» Direction
Repeat the material below exactly, line for line.
** Start Exercise inputs **
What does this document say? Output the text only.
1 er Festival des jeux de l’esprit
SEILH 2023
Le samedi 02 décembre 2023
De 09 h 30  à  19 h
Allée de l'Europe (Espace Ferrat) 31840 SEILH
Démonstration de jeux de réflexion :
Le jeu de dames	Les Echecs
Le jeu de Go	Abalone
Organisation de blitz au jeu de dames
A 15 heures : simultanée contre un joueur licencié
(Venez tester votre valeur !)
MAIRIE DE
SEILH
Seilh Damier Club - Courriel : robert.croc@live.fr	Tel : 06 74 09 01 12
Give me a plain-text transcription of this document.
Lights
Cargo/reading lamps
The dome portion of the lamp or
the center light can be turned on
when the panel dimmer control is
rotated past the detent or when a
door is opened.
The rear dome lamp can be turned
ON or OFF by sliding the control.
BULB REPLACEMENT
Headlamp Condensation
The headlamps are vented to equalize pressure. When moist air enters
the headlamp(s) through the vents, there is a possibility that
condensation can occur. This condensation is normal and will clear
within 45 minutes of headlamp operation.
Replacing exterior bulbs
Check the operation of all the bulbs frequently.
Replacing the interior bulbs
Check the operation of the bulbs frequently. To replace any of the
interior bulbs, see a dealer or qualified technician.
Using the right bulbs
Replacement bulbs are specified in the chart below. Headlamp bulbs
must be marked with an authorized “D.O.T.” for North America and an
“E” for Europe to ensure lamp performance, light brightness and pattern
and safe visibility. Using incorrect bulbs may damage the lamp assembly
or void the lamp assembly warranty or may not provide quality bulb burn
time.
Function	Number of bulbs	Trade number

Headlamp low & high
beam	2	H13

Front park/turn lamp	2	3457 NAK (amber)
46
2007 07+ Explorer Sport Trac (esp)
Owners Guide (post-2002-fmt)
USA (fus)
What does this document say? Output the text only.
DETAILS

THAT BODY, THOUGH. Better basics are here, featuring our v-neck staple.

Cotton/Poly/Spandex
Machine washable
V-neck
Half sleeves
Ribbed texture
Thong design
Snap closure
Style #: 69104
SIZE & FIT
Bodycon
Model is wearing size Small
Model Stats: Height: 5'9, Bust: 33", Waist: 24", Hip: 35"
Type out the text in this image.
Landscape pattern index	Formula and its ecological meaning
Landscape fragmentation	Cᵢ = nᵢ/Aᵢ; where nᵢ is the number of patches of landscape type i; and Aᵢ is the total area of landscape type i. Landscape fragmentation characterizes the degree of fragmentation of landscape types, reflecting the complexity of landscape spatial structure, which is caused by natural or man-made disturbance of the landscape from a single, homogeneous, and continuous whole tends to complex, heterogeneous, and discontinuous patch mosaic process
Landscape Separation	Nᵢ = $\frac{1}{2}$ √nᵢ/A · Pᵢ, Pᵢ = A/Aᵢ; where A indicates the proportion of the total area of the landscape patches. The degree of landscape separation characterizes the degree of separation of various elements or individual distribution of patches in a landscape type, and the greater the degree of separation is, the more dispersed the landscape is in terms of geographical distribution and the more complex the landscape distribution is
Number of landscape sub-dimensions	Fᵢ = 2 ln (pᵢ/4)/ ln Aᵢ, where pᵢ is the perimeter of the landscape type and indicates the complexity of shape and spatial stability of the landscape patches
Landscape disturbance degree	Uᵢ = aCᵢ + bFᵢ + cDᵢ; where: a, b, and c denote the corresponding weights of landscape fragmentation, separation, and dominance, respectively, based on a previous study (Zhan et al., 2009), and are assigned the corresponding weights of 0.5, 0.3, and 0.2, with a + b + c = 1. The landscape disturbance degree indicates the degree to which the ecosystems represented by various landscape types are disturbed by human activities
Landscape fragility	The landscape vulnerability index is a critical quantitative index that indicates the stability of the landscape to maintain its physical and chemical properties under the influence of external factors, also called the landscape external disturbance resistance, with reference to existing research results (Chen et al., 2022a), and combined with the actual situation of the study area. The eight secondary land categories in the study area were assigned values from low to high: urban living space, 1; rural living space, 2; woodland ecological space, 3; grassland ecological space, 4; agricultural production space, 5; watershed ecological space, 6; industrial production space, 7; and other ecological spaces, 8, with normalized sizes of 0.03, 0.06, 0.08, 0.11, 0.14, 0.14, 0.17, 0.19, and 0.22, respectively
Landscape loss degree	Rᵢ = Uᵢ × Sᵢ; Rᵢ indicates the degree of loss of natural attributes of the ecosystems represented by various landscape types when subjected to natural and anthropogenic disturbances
** End Exercise inputs **
» Response to the exercise
What does this document say? Output the text only.
1 er Festival des jeux de l’esprit
SEILH 2023
Le samedi 02 décembre 2023
De 09 h 30  à  19 h
Allée de l'Europe (Espace Ferrat) 31840 SEILH
Démonstration de jeux de réflexion :
Le jeu de dames	Les Echecs
Le jeu de Go	Abalone
Organisation de blitz au jeu de dames
A 15 heures : simultanée contre un joueur licencié
(Venez tester votre valeur !)
MAIRIE DE
SEILH
Seilh Damier Club - Courriel : robert.croc@live.fr	Tel : 06 74 09 01 12
Give me a plain-text transcription of this document.
Lights
Cargo/reading lamps
The dome portion of the lamp or
the center light can be turned on
when the panel dimmer control is
rotated past the detent or when a
door is opened.
The rear dome lamp can be turned
ON or OFF by sliding the control.
BULB REPLACEMENT
Headlamp Condensation
The headlamps are vented to equalize pressure. When moist air enters
the headlamp(s) through the vents, there is a possibility that
condensation can occur. This condensation is normal and will clear
within 45 minutes of headlamp operation.
Replacing exterior bulbs
Check the operation of all the bulbs frequently.
Replacing the interior bulbs
Check the operation of the bulbs frequently. To replace any of the
interior bulbs, see a dealer or qualified technician.
Using the right bulbs
Replacement bulbs are specified in the chart below. Headlamp bulbs
must be marked with an authorized “D.O.T.” for North America and an
“E” for Europe to ensure lamp performance, light brightness and pattern
and safe visibility. Using incorrect bulbs may damage the lamp assembly
or void the lamp assembly warranty or may not provide quality bulb burn
time.
Function	Number of bulbs	Trade number

Headlamp low & high
beam	2	H13

Front park/turn lamp	2	3457 NAK (amber)
46
2007 07+ Explorer Sport Trac (esp)
Owners Guide (post-2002-fmt)
USA (fus)
What does this document say? Output the text only.
DETAILS

THAT BODY, THOUGH. Better basics are here, featuring our v-neck staple.

Cotton/Poly/Spandex
Machine washable
V-neck
Half sleeves
Ribbed texture
Thong design
Snap closure
Style #: 69104
SIZE & FIT
Bodycon
Model is wearing size Small
Model Stats: Height: 5'9, Bust: 33", Waist: 24", Hip: 35"
Type out the text in this image.
Landscape pattern index	Formula and its ecological meaning
Landscape fragmentation	Cᵢ = nᵢ/Aᵢ; where nᵢ is the number of patches of landscape type i; and Aᵢ is the total area of landscape type i. Landscape fragmentation characterizes the degree of fragmentation of landscape types, reflecting the complexity of landscape spatial structure, which is caused by natural or man-made disturbance of the landscape from a single, homogeneous, and continuous whole tends to complex, heterogeneous, and discontinuous patch mosaic process
Landscape Separation	Nᵢ = $\frac{1}{2}$ √nᵢ/A · Pᵢ, Pᵢ = A/Aᵢ; where A indicates the proportion of the total area of the landscape patches. The degree of landscape separation characterizes the degree of separation of various elements or individual distribution of patches in a landscape type, and the greater the degree of separation is, the more dispersed the landscape is in terms of geographical distribution and the more complex the landscape distribution is
Number of landscape sub-dimensions	Fᵢ = 2 ln (pᵢ/4)/ ln Aᵢ, where pᵢ is the perimeter of the landscape type and indicates the complexity of shape and spatial stability of the landscape patches
Landscape disturbance degree	Uᵢ = aCᵢ + bFᵢ + cDᵢ; where: a, b, and c denote the corresponding weights of landscape fragmentation, separation, and dominance, respectively, based on a previous study (Zhan et al., 2009), and are assigned the corresponding weights of 0.5, 0.3, and 0.2, with a + b + c = 1. The landscape disturbance degree indicates the degree to which the ecosystems represented by various landscape types are disturbed by human activities
Landscape fragility	The landscape vulnerability index is a critical quantitative index that indicates the stability of the landscape to maintain its physical and chemical properties under the influence of external factors, also called the landscape external disturbance resistance, with reference to existing research results (Chen et al., 2022a), and combined with the actual situation of the study area. The eight secondary land categories in the study area were assigned values from low to high: urban living space, 1; rural living space, 2; woodland ecological space, 3; grassland ecological space, 4; agricultural production space, 5; watershed ecological space, 6; industrial production space, 7; and other ecological spaces, 8, with normalized sizes of 0.03, 0.06, 0.08, 0.11, 0.14, 0.14, 0.17, 0.19, and 0.22, respectively
Landscape loss degree	Rᵢ = Uᵢ × Sᵢ; Rᵢ indicates the degree of loss of natural attributes of the ecosystems represented by various landscape types when subjected to natural and anthropogenic disturbances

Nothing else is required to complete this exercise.